======== Data for the task

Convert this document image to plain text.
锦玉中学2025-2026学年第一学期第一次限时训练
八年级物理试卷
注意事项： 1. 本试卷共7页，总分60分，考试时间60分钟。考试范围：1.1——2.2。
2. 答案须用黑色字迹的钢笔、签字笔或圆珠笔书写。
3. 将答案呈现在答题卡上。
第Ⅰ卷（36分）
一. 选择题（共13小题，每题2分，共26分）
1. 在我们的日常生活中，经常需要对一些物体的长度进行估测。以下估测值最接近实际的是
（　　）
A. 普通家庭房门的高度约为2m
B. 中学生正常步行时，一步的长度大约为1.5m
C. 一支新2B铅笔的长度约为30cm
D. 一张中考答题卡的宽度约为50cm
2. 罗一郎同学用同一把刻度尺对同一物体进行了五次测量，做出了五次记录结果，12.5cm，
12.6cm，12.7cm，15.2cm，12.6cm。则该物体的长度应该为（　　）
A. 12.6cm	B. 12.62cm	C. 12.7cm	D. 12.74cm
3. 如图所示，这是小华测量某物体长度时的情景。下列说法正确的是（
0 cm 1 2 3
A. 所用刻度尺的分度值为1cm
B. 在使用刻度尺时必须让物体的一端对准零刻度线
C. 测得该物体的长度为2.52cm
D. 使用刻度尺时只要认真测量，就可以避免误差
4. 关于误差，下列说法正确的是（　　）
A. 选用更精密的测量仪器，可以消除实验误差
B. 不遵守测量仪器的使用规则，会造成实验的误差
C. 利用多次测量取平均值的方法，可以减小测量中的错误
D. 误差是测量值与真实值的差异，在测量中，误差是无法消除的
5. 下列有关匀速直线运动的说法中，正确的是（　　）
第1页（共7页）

================

> _Given exercise_
Reproduce the full listing word for word.

> _Solved problem_
Convert this document image to plain text.
锦玉中学2025-2026学年第一学期第一次限时训练
八年级物理试卷
注意事项： 1. 本试卷共7页，总分60分，考试时间60分钟。考试范围：1.1——2.2。
2. 答案须用黑色字迹的钢笔、签字笔或圆珠笔书写。
3. 将答案呈现在答题卡上。
第Ⅰ卷（36分）
一. 选择题（共13小题，每题2分，共26分）
1. 在我们的日常生活中，经常需要对一些物体的长度进行估测。以下估测值最接近实际的是
（　　）
A. 普通家庭房门的高度约为2m
B. 中学生正常步行时，一步的长度大约为1.5m
C. 一支新2B铅笔的长度约为30cm
D. 一张中考答题卡的宽度约为50cm
2. 罗一郎同学用同一把刻度尺对同一物体进行了五次测量，做出了五次记录结果，12.5cm，
12.6cm，12.7cm，15.2cm，12.6cm。则该物体的长度应该为（　　）
A. 12.6cm	B. 12.62cm	C. 12.7cm	D. 12.74cm
3. 如图所示，这是小华测量某物体长度时的情景。下列说法正确的是（
0 cm 1 2 3
A. 所用刻度尺的分度值为1cm
B. 在使用刻度尺时必须让物体的一端对准零刻度线
C. 测得该物体的长度为2.52cm
D. 使用刻度尺时只要认真测量，就可以避免误差
4. 关于误差，下列说法正确的是（　　）
A. 选用更精密的测量仪器，可以消除实验误差
B. 不遵守测量仪器的使用规则，会造成实验的误差
C. 利用多次测量取平均值的方法，可以减小测量中的错误
D. 误差是测量值与真实值的差异，在测量中，误差是无法消除的
5. 下列有关匀速直线运动的说法中，正确的是（　　）
第1页（共7页）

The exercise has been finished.